STATED PROBLEM: Word for word, give the material below again, minus any images.

MATERIAL PROVIDED:

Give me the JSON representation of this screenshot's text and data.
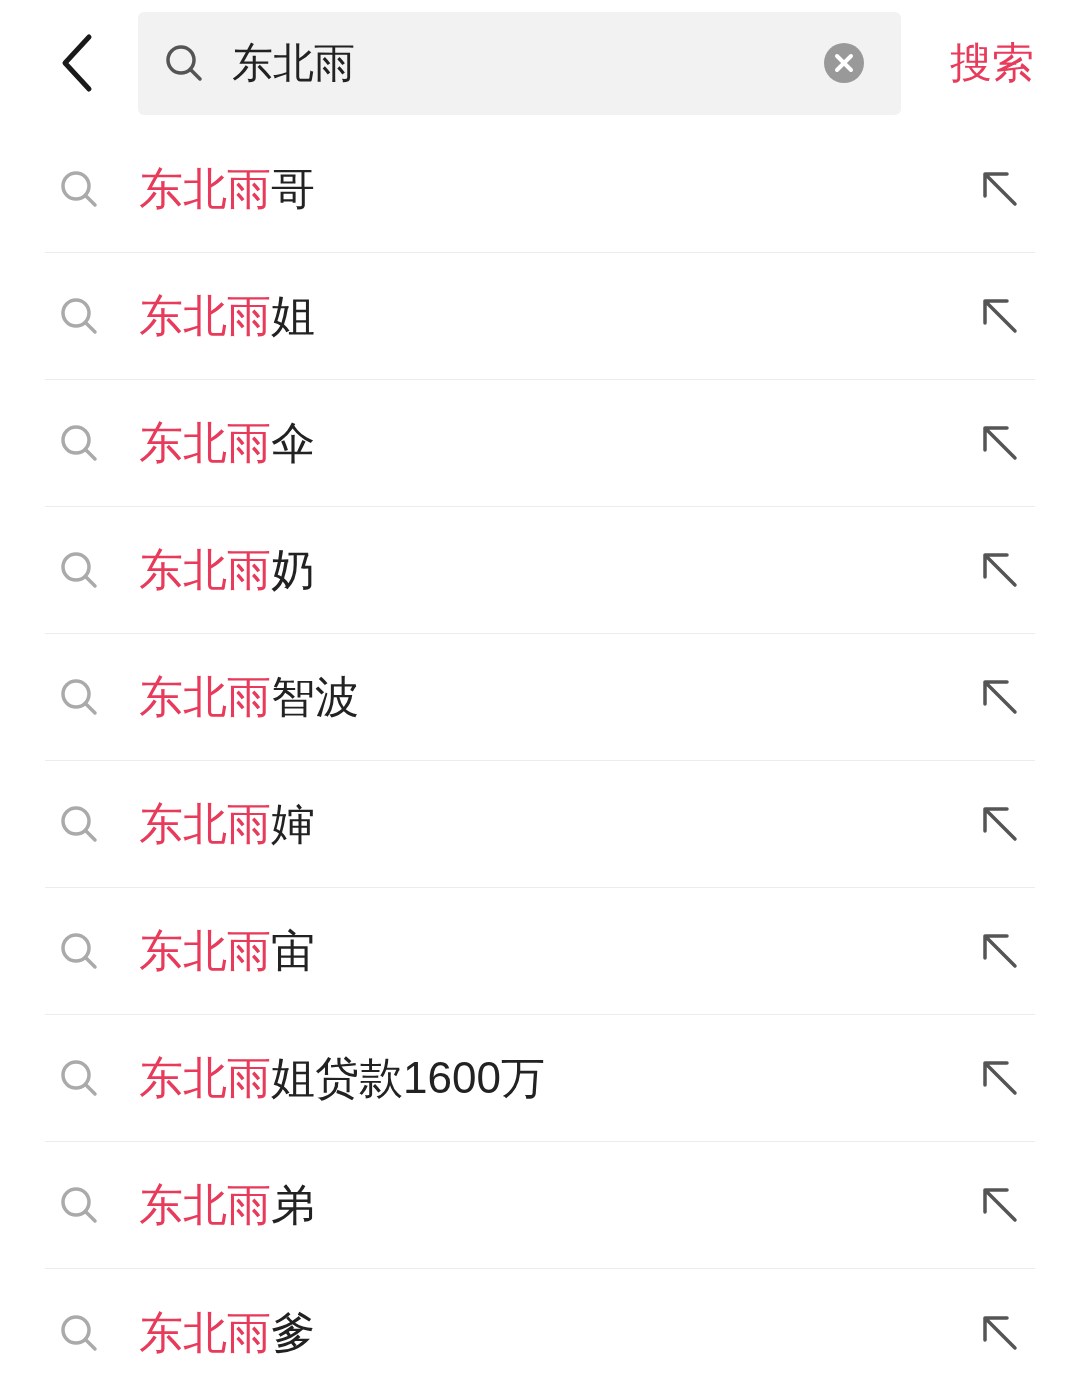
{
  "search": {
    "value": "东北雨",
    "button": "搜索"
  },
  "suggestions": [
    {
      "highlight": "东北雨",
      "rest": "哥"
    },
    {
      "highlight": "东北雨",
      "rest": "姐"
    },
    {
      "highlight": "东北雨",
      "rest": "伞"
    },
    {
      "highlight": "东北雨",
      "rest": "奶"
    },
    {
      "highlight": "东北雨",
      "rest": "智波"
    },
    {
      "highlight": "东北雨",
      "rest": "婶"
    },
    {
      "highlight": "东北雨",
      "rest": "宙"
    },
    {
      "highlight": "东北雨",
      "rest": "姐贷款1600万"
    },
    {
      "highlight": "东北雨",
      "rest": "弟"
    },
    {
      "highlight": "东北雨",
      "rest": "爹"
    }
  ]
}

FINISHED TASK:
Give me the JSON representation of this screenshot's text and data.
{
  "search": {
    "value": "东北雨",
    "button": "搜索"
  },
  "suggestions": [
    {
      "highlight": "东北雨",
      "rest": "哥"
    },
    {
      "highlight": "东北雨",
      "rest": "姐"
    },
    {
      "highlight": "东北雨",
      "rest": "伞"
    },
    {
      "highlight": "东北雨",
      "rest": "奶"
    },
    {
      "highlight": "东北雨",
      "rest": "智波"
    },
    {
      "highlight": "东北雨",
      "rest": "婶"
    },
    {
      "highlight": "东北雨",
      "rest": "宙"
    },
    {
      "highlight": "东北雨",
      "rest": "姐贷款1600万"
    },
    {
      "highlight": "东北雨",
      "rest": "弟"
    },
    {
      "highlight": "东北雨",
      "rest": "爹"
    }
  ]
}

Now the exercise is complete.